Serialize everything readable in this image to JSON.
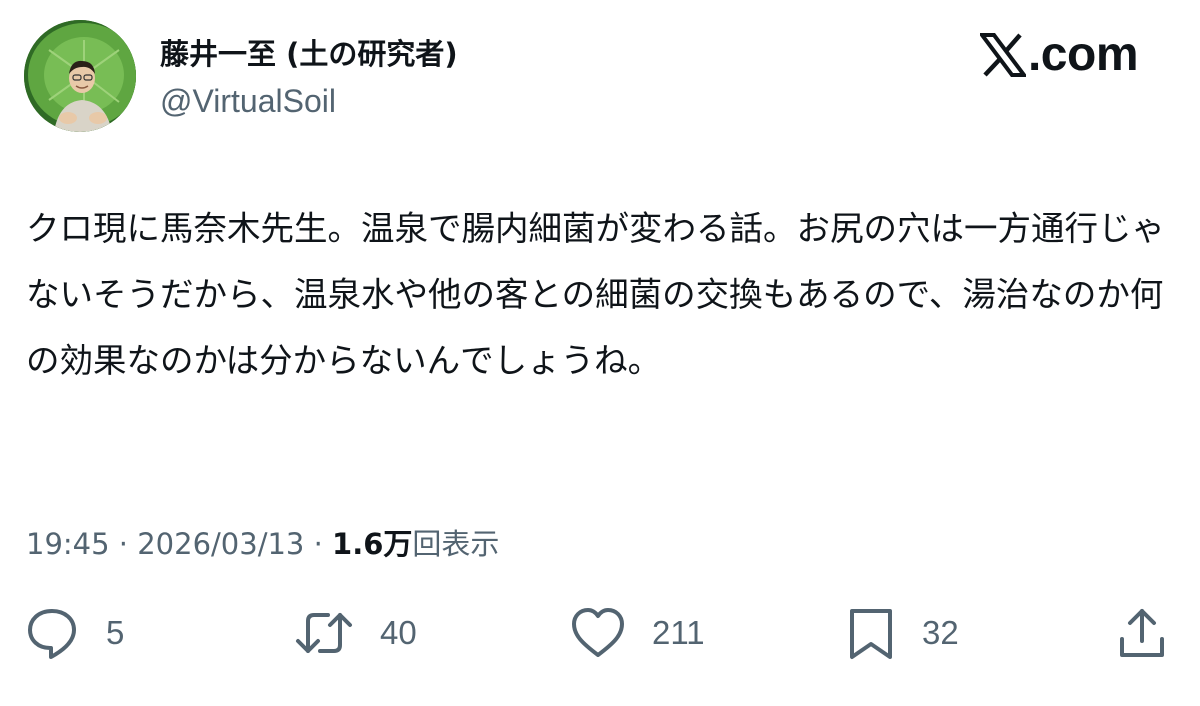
{
  "user": {
    "display_name": "藤井一至 (土の研究者)",
    "handle": "@VirtualSoil",
    "avatar_icon": "profile-photo"
  },
  "brand": {
    "text": ".com",
    "icon": "x-logo-icon"
  },
  "tweet": {
    "text": "クロ現に馬奈木先生。温泉で腸内細菌が変わる話。お尻の穴は一方通行じゃないそうだから、温泉水や他の客との細菌の交換もあるので、湯治なのか何の効果なのかは分からないんでしょうね。"
  },
  "meta": {
    "time": "19:45",
    "separator1": " · ",
    "date": "2026/03/13",
    "separator2": " · ",
    "views_count": "1.6万",
    "views_label": "回表示"
  },
  "actions": {
    "reply": {
      "icon": "reply-icon",
      "count": "5"
    },
    "repost": {
      "icon": "repost-icon",
      "count": "40"
    },
    "like": {
      "icon": "heart-icon",
      "count": "211"
    },
    "bookmark": {
      "icon": "bookmark-icon",
      "count": "32"
    },
    "share": {
      "icon": "share-icon"
    }
  },
  "colors": {
    "text_primary": "#0f1419",
    "text_secondary": "#536471",
    "background": "#ffffff"
  }
}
****************
• Exercise goal: Any pictures should be dropped; transcribe the rest of the records above exactly.

• Response to this exercise:
Serialize everything readable in this image to JSON.
{
  "user": {
    "display_name": "藤井一至 (土の研究者)",
    "handle": "@VirtualSoil",
    "avatar_icon": "profile-photo"
  },
  "brand": {
    "text": ".com",
    "icon": "x-logo-icon"
  },
  "tweet": {
    "text": "クロ現に馬奈木先生。温泉で腸内細菌が変わる話。お尻の穴は一方通行じゃないそうだから、温泉水や他の客との細菌の交換もあるので、湯治なのか何の効果なのかは分からないんでしょうね。"
  },
  "meta": {
    "time": "19:45",
    "separator1": " · ",
    "date": "2026/03/13",
    "separator2": " · ",
    "views_count": "1.6万",
    "views_label": "回表示"
  },
  "actions": {
    "reply": {
      "icon": "reply-icon",
      "count": "5"
    },
    "repost": {
      "icon": "repost-icon",
      "count": "40"
    },
    "like": {
      "icon": "heart-icon",
      "count": "211"
    },
    "bookmark": {
      "icon": "bookmark-icon",
      "count": "32"
    },
    "share": {
      "icon": "share-icon"
    }
  },
  "colors": {
    "text_primary": "#0f1419",
    "text_secondary": "#536471",
    "background": "#ffffff"
  }
}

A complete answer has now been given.